- [Records for this task]:
^^^^^^^^^^^^^^^^

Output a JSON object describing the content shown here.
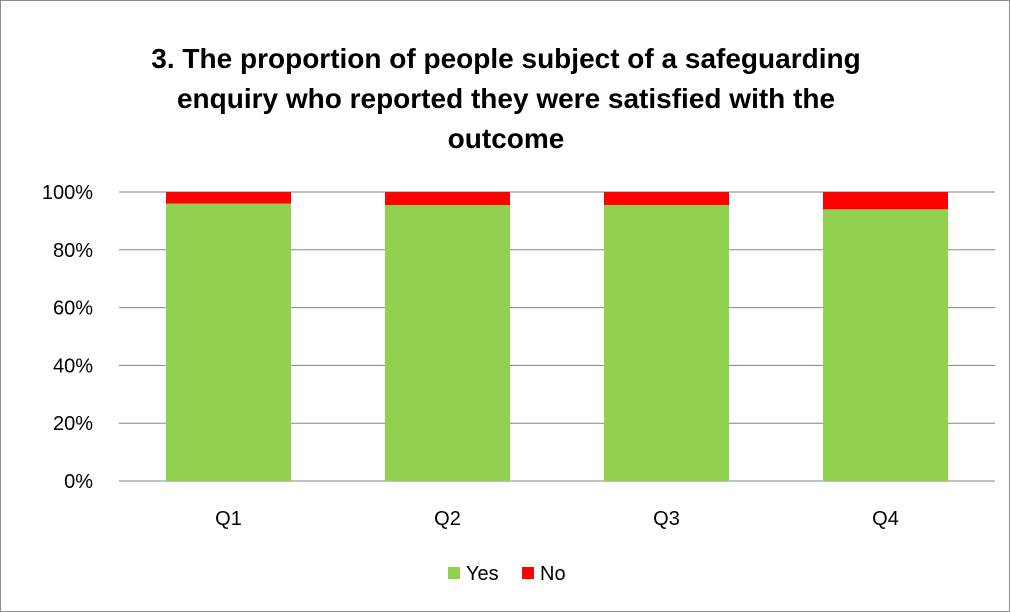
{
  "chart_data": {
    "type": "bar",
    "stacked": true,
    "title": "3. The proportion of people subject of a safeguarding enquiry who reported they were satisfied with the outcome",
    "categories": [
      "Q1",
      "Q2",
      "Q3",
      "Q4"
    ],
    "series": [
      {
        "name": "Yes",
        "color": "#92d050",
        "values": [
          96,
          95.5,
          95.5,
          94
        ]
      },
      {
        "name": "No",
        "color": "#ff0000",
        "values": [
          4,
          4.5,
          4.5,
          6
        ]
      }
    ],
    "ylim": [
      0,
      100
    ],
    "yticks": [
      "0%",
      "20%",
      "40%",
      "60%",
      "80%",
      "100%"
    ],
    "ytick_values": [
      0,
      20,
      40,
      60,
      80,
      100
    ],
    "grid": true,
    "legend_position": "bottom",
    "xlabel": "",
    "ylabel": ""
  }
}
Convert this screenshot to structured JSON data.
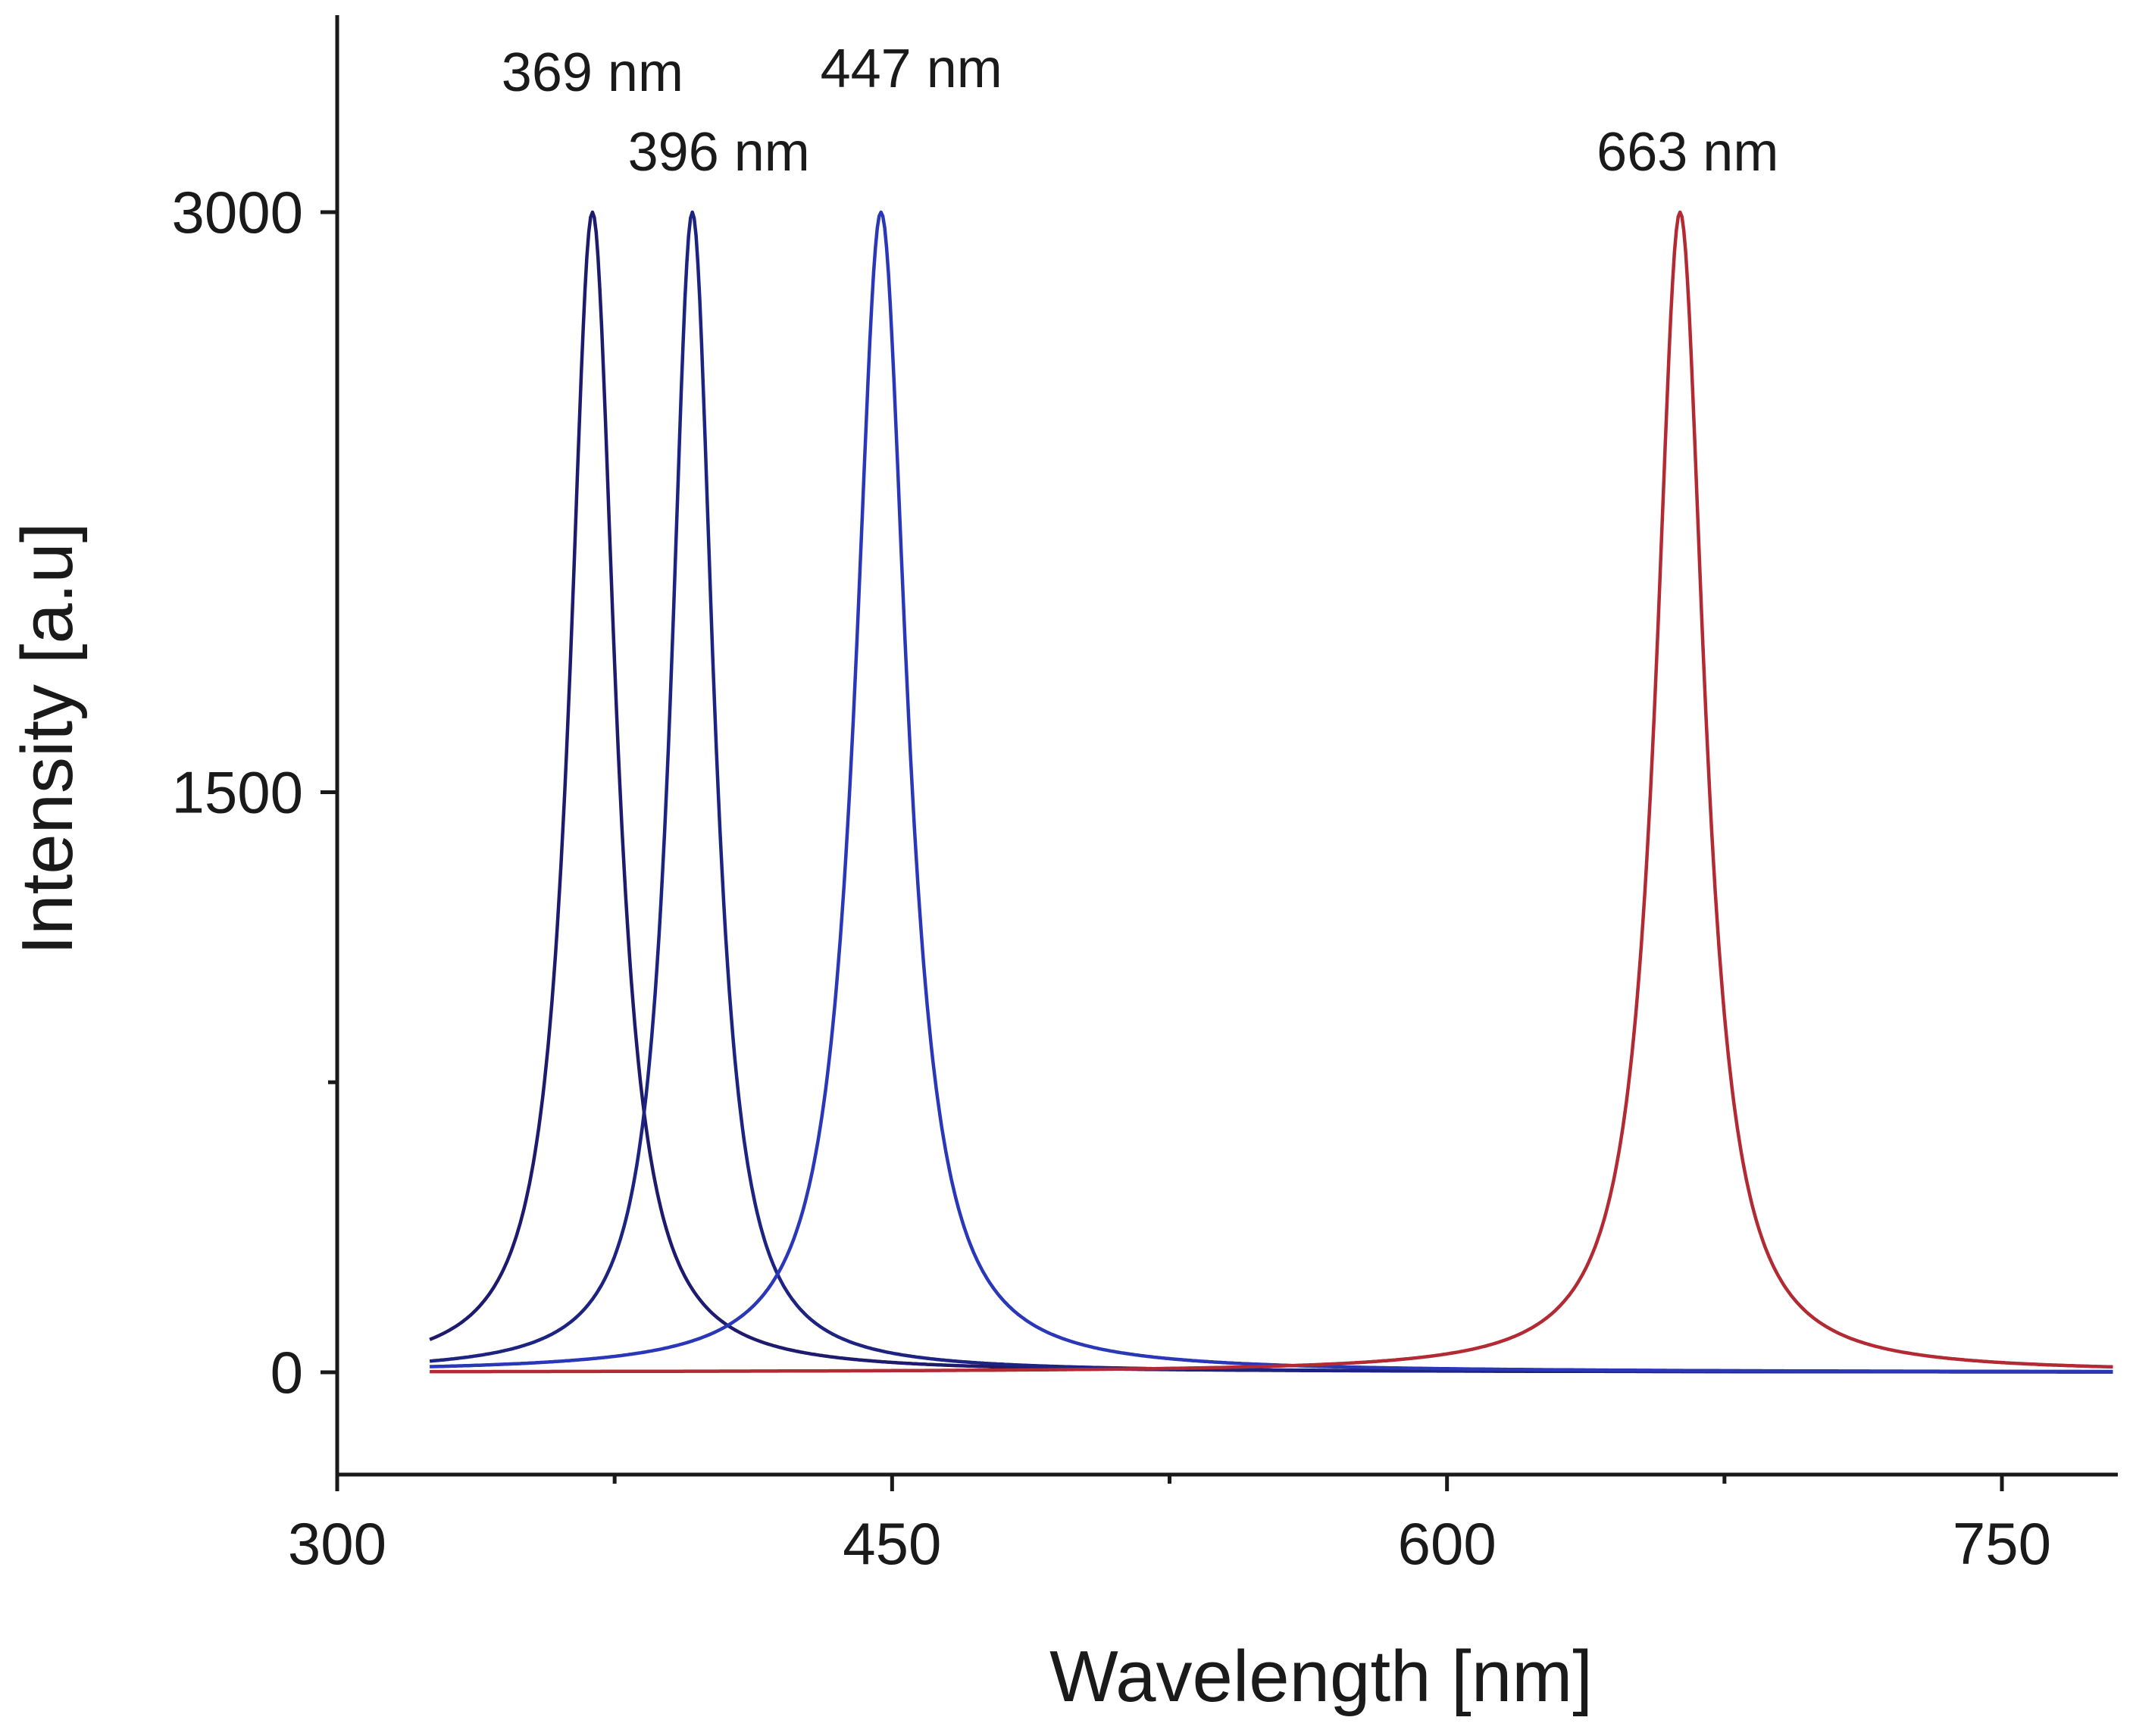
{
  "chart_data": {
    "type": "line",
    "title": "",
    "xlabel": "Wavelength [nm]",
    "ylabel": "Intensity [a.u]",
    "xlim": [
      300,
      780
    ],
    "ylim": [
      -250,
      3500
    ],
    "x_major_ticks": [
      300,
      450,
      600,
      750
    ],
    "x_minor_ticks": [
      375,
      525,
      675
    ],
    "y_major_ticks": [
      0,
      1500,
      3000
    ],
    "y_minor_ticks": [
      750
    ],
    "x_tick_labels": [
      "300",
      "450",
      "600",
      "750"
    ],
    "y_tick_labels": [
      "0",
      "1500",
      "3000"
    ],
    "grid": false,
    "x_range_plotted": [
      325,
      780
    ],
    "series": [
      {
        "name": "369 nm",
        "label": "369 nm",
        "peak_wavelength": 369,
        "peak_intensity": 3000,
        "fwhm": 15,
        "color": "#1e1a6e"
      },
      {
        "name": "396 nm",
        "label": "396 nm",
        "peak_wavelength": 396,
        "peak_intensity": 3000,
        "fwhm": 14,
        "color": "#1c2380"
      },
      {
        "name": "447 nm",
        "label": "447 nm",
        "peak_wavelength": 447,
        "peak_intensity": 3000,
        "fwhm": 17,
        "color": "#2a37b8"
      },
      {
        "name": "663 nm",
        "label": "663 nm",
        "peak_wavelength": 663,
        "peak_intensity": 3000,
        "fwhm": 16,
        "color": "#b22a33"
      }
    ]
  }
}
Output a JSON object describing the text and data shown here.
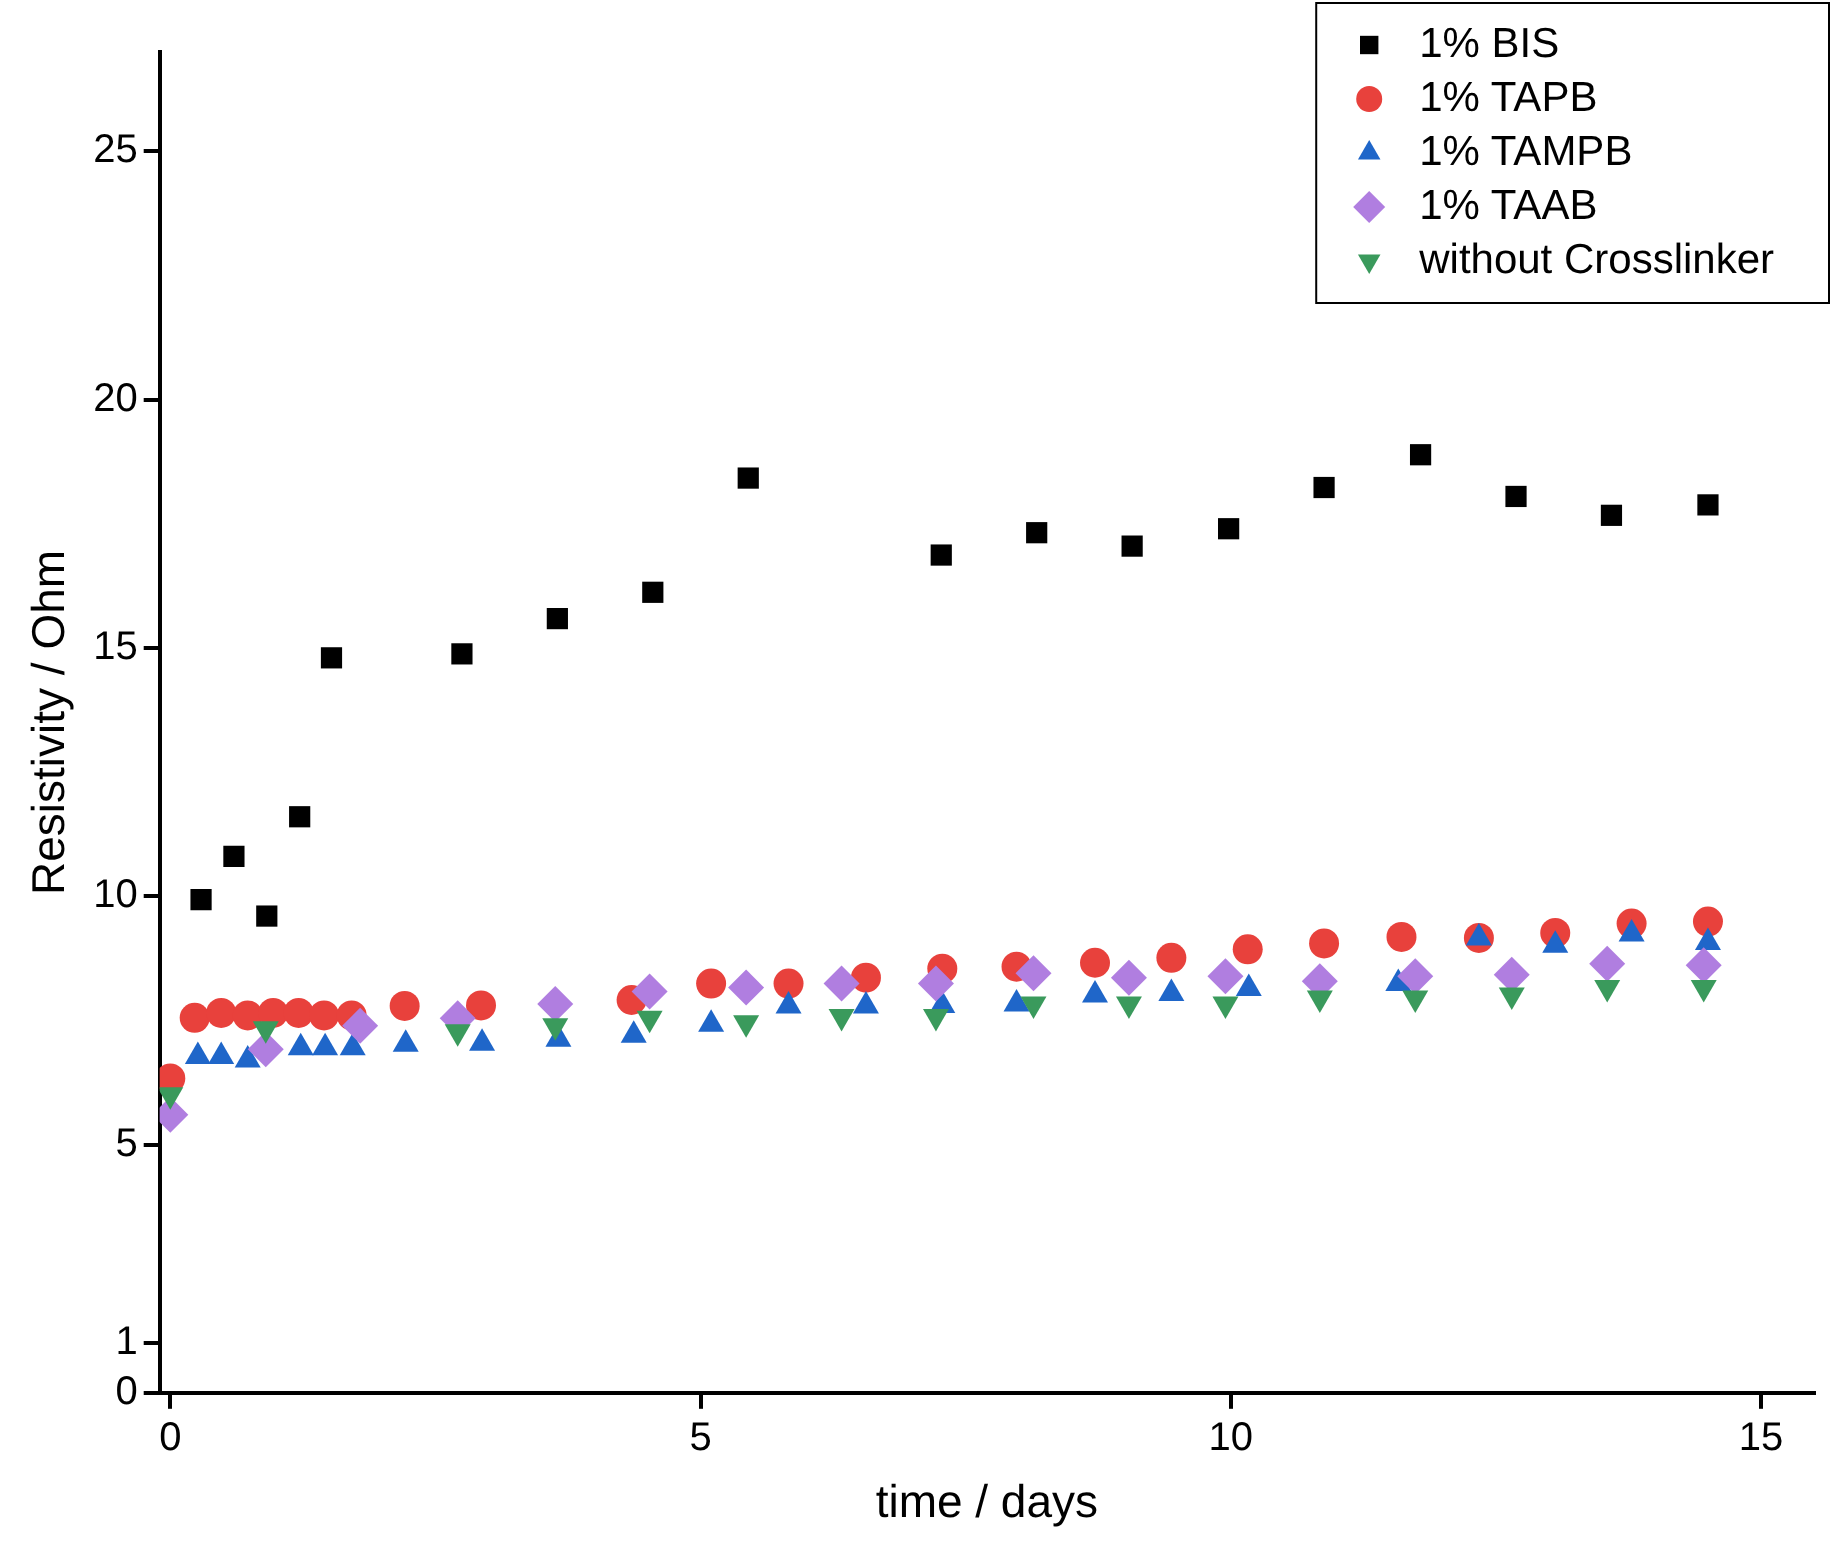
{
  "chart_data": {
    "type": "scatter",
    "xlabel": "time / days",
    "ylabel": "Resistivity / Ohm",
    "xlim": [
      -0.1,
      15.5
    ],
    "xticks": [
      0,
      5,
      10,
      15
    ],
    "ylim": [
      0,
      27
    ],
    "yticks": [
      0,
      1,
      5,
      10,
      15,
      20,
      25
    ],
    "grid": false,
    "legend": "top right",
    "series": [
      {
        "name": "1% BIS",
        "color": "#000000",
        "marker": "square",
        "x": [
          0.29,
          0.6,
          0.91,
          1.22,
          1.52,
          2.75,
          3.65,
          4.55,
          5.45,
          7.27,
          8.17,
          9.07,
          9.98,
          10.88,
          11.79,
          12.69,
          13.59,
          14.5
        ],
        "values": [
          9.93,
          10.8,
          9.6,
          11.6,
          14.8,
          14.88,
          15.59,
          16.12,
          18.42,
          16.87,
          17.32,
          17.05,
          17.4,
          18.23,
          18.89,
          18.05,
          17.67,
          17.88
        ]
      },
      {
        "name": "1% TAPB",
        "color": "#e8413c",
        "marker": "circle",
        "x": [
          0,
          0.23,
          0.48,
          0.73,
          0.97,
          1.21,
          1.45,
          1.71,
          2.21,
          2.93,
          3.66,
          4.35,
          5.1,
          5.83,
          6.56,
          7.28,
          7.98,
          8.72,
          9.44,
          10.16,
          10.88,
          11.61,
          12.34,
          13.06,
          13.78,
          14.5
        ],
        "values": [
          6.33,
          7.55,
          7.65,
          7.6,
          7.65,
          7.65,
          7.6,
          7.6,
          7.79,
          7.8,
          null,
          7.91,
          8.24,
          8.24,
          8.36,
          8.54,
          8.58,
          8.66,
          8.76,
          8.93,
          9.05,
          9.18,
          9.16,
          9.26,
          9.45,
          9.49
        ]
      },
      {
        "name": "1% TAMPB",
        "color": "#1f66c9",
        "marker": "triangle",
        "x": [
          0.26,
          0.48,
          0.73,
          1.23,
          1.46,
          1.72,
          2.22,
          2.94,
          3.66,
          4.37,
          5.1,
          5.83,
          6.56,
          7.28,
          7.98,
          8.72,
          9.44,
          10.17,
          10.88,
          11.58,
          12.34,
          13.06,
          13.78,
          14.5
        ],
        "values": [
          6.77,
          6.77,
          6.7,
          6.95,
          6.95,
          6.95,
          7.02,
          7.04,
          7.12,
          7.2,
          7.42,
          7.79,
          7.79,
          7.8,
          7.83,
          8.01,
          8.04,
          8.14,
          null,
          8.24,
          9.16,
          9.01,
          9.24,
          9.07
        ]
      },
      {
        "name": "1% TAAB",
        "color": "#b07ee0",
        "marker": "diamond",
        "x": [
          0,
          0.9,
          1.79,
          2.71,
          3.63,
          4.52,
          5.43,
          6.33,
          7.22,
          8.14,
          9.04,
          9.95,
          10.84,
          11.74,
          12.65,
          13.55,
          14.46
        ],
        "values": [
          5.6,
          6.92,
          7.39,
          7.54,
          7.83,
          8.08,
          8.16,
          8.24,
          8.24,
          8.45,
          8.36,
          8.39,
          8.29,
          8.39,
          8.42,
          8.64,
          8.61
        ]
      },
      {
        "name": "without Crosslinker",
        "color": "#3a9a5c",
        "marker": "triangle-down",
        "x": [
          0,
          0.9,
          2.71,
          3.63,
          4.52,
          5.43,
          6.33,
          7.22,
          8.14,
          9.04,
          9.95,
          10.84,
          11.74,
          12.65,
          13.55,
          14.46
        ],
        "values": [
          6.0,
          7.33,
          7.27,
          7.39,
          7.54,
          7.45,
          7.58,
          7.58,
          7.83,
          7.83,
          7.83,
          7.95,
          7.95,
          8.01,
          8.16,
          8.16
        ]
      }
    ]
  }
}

^^^^^^^^^^^^^^^^

- [Exercise brief]: From the data above, gather every line that includes the word "shown".

- [Exercise response]:
Output a JSON object describing the content shown here.
Output a JSON object describing the text and data shown here.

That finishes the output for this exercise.